**Task prompt**
Please count the lines of the material below that contain the string "title", and give only that number.

**Records shown**
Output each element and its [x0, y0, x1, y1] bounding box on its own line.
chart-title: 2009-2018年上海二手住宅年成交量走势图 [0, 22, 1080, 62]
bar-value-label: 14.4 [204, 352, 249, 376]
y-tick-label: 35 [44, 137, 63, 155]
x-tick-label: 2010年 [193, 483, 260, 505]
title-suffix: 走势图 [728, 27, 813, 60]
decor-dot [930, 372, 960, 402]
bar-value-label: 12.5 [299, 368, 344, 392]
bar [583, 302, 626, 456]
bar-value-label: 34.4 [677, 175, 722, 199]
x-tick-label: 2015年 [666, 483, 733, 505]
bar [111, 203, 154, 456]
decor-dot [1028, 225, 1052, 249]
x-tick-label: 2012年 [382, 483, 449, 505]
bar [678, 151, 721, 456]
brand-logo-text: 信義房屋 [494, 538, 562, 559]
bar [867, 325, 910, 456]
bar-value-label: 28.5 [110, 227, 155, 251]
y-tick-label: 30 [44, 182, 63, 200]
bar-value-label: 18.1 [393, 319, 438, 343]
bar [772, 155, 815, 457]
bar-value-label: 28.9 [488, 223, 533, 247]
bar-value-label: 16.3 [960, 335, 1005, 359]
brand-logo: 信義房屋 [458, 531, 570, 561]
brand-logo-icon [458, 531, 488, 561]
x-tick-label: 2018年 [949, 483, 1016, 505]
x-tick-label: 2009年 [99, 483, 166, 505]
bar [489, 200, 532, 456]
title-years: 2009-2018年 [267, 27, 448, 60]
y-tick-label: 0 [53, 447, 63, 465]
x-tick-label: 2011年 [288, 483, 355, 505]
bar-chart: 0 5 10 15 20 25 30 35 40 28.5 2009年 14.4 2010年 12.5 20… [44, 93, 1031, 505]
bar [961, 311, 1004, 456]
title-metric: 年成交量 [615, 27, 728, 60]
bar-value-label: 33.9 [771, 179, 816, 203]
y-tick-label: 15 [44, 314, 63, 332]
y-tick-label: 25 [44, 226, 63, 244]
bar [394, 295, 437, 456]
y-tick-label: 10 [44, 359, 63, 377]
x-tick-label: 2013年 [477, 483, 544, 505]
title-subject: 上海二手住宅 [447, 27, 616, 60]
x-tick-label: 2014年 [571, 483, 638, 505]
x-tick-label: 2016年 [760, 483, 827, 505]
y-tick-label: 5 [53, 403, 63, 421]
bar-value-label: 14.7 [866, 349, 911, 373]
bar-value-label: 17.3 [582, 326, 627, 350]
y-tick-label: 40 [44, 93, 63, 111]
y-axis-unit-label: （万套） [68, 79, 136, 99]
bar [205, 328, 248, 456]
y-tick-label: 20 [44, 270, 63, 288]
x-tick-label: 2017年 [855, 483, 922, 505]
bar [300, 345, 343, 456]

**Written response**
5